* Exercise prompt *
Go through the listing and pick out each line with the word "chance" in it.

* Records *
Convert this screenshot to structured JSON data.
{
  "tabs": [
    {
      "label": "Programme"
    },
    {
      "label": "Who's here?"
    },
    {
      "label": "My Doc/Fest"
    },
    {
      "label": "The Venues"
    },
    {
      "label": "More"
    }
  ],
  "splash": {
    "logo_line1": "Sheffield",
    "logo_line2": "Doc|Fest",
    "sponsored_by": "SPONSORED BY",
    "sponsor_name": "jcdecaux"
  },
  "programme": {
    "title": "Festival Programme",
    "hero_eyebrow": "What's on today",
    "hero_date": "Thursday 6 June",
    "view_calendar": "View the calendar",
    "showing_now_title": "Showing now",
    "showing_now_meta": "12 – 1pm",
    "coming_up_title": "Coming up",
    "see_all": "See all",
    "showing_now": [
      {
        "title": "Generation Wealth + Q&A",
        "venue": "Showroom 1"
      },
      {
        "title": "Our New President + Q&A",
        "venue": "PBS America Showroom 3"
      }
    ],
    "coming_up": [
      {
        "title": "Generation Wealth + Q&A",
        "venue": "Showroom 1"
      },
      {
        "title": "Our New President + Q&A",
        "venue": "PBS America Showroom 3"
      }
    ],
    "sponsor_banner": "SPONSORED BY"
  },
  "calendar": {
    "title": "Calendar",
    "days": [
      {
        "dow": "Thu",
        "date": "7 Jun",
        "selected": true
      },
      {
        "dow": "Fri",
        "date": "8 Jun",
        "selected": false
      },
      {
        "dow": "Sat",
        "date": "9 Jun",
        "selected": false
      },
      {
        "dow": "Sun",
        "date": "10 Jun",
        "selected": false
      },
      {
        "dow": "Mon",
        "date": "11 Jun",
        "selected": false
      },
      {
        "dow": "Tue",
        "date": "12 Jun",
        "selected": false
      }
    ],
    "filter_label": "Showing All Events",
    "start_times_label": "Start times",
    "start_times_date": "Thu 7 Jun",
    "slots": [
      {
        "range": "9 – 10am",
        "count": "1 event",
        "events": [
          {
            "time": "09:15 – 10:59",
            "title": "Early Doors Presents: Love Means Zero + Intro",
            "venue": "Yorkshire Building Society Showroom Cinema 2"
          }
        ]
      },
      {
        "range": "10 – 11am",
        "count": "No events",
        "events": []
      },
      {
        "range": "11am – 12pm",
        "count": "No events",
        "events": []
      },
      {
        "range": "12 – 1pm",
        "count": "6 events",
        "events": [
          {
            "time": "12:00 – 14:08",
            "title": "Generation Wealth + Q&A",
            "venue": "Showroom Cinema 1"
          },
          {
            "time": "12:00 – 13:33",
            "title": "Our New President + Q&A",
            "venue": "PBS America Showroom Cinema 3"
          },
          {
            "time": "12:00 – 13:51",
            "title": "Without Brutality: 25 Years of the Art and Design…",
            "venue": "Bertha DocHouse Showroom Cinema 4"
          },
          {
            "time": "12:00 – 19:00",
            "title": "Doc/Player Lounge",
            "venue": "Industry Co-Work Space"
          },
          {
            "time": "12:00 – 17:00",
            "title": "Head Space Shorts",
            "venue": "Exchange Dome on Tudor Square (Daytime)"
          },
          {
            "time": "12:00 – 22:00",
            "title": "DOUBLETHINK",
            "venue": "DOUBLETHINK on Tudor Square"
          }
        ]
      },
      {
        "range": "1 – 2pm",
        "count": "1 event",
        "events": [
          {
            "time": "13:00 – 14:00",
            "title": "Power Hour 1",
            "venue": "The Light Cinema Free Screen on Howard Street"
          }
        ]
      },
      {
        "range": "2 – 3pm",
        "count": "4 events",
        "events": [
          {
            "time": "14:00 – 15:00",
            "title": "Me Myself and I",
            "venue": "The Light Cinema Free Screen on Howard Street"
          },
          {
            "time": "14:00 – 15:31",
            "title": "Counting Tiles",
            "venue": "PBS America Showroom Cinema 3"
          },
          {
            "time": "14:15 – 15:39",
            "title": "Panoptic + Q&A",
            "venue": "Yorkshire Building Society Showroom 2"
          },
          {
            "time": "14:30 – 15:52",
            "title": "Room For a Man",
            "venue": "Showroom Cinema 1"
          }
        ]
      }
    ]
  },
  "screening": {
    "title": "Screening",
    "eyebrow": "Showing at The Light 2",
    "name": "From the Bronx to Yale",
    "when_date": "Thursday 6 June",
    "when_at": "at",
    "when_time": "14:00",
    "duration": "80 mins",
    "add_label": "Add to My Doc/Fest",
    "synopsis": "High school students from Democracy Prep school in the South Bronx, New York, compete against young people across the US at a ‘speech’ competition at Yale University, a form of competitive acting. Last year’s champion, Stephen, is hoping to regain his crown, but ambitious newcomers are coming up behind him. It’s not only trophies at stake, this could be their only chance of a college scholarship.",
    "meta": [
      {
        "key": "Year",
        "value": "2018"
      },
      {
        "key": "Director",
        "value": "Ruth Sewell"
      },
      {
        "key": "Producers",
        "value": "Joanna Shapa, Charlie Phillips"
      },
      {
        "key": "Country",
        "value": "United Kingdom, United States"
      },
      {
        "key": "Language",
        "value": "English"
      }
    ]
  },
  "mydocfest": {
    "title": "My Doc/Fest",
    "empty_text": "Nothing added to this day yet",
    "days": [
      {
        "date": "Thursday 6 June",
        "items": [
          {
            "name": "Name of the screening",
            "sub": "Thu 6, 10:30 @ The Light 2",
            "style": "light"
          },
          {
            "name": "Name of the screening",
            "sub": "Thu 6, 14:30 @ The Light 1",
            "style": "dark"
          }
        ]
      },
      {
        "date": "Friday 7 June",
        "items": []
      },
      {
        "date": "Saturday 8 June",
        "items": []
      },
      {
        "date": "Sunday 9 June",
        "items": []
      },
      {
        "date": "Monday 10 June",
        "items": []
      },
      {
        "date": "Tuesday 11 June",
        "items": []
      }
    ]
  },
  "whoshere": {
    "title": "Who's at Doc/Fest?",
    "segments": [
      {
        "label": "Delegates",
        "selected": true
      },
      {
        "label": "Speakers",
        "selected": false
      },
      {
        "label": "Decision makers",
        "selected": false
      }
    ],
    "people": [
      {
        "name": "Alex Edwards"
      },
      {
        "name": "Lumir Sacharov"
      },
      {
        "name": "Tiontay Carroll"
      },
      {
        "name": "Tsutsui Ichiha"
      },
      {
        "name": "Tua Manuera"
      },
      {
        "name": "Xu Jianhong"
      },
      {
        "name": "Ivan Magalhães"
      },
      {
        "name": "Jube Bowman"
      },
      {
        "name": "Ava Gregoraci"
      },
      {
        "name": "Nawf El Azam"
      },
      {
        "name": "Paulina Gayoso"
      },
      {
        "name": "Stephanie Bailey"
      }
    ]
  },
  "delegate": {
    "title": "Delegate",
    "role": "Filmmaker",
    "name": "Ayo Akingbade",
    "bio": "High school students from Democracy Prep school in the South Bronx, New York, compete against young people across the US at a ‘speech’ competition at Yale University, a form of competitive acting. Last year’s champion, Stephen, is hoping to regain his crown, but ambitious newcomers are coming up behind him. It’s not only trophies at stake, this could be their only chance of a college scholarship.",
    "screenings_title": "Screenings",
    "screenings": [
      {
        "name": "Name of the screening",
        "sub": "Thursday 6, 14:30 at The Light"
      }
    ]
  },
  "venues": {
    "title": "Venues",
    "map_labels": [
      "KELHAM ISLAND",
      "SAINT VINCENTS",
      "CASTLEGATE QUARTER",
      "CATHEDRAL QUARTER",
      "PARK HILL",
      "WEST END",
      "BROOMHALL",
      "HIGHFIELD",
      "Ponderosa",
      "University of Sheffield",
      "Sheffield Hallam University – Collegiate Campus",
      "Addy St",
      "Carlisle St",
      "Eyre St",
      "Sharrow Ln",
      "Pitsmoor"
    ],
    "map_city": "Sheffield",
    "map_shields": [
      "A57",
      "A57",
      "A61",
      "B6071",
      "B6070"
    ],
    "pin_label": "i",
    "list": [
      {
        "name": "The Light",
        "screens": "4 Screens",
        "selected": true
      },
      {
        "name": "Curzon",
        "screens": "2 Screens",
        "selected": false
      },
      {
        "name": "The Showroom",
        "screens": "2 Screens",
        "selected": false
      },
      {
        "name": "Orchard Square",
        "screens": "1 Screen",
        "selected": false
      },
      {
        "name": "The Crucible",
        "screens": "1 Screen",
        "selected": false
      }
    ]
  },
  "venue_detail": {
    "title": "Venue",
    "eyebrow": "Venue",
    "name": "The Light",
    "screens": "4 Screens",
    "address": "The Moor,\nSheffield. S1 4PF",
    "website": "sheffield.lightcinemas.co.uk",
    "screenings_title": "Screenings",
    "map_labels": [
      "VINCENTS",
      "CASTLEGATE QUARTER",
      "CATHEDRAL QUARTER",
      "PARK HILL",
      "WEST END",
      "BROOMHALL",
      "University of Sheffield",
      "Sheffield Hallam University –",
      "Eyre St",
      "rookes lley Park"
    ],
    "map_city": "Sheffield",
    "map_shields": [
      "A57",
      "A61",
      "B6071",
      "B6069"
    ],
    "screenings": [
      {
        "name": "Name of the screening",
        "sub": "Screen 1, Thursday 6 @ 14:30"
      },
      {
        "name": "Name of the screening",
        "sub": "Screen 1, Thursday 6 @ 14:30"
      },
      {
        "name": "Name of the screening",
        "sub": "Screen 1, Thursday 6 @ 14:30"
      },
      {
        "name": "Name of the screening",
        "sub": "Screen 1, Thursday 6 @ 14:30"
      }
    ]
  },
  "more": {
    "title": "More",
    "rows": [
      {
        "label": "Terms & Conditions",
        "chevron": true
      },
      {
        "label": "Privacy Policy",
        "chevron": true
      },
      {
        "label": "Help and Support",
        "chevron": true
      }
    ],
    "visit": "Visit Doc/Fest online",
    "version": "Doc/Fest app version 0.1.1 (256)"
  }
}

* Correct answer *
    "synopsis": "High school students from Democracy Prep school in the South Bronx, New York, compete against young people across the US at a ‘speech’ competition at Yale University, a form of competitive acting. Last year’s champion, Stephen, is hoping to regain his crown, but ambitious newcomers are coming up behind him. It’s not only trophies at stake, this could be their only chance of a college scholarship.",
    "bio": "High school students from Democracy Prep school in the South Bronx, New York, compete against young people across the US at a ‘speech’ competition at Yale University, a form of competitive acting. Last year’s champion, Stephen, is hoping to regain his crown, but ambitious newcomers are coming up behind him. It’s not only trophies at stake, this could be their only chance of a college scholarship.",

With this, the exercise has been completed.